**TASK STATEMENT:**
Each entry that follows must be output without any deviation.

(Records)
● ● ●
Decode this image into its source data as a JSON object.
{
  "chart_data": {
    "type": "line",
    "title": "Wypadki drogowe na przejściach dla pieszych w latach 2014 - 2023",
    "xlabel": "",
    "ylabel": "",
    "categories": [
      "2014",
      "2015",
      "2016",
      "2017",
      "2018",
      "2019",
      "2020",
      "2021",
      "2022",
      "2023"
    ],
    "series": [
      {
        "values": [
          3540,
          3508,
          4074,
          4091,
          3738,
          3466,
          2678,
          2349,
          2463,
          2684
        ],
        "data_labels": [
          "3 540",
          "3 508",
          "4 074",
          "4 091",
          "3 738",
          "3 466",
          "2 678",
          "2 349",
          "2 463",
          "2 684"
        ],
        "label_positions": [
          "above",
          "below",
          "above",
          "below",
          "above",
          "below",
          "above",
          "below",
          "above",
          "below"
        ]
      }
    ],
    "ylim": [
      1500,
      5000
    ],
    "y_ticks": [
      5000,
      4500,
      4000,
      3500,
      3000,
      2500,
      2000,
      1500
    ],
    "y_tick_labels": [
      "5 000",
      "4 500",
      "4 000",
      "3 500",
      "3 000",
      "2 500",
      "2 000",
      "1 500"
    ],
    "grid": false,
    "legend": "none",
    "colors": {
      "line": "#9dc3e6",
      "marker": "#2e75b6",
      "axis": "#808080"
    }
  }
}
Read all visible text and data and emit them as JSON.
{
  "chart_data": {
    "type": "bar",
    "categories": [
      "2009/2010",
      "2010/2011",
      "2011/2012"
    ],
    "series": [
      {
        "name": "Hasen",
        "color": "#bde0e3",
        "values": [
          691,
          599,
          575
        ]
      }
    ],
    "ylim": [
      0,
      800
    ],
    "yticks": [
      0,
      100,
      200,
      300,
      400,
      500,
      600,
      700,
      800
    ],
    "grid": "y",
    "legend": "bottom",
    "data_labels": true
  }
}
● ● ●
**RESULT OF THIS TASK:**
Decode this image into its source data as a JSON object.
{
  "chart_data": {
    "type": "line",
    "title": "Wypadki drogowe na przejściach dla pieszych w latach 2014 - 2023",
    "xlabel": "",
    "ylabel": "",
    "categories": [
      "2014",
      "2015",
      "2016",
      "2017",
      "2018",
      "2019",
      "2020",
      "2021",
      "2022",
      "2023"
    ],
    "series": [
      {
        "values": [
          3540,
          3508,
          4074,
          4091,
          3738,
          3466,
          2678,
          2349,
          2463,
          2684
        ],
        "data_labels": [
          "3 540",
          "3 508",
          "4 074",
          "4 091",
          "3 738",
          "3 466",
          "2 678",
          "2 349",
          "2 463",
          "2 684"
        ],
        "label_positions": [
          "above",
          "below",
          "above",
          "below",
          "above",
          "below",
          "above",
          "below",
          "above",
          "below"
        ]
      }
    ],
    "ylim": [
      1500,
      5000
    ],
    "y_ticks": [
      5000,
      4500,
      4000,
      3500,
      3000,
      2500,
      2000,
      1500
    ],
    "y_tick_labels": [
      "5 000",
      "4 500",
      "4 000",
      "3 500",
      "3 000",
      "2 500",
      "2 000",
      "1 500"
    ],
    "grid": false,
    "legend": "none",
    "colors": {
      "line": "#9dc3e6",
      "marker": "#2e75b6",
      "axis": "#808080"
    }
  }
}
Read all visible text and data and emit them as JSON.
{
  "chart_data": {
    "type": "bar",
    "categories": [
      "2009/2010",
      "2010/2011",
      "2011/2012"
    ],
    "series": [
      {
        "name": "Hasen",
        "color": "#bde0e3",
        "values": [
          691,
          599,
          575
        ]
      }
    ],
    "ylim": [
      0,
      800
    ],
    "yticks": [
      0,
      100,
      200,
      300,
      400,
      500,
      600,
      700,
      800
    ],
    "grid": "y",
    "legend": "bottom",
    "data_labels": true
  }
}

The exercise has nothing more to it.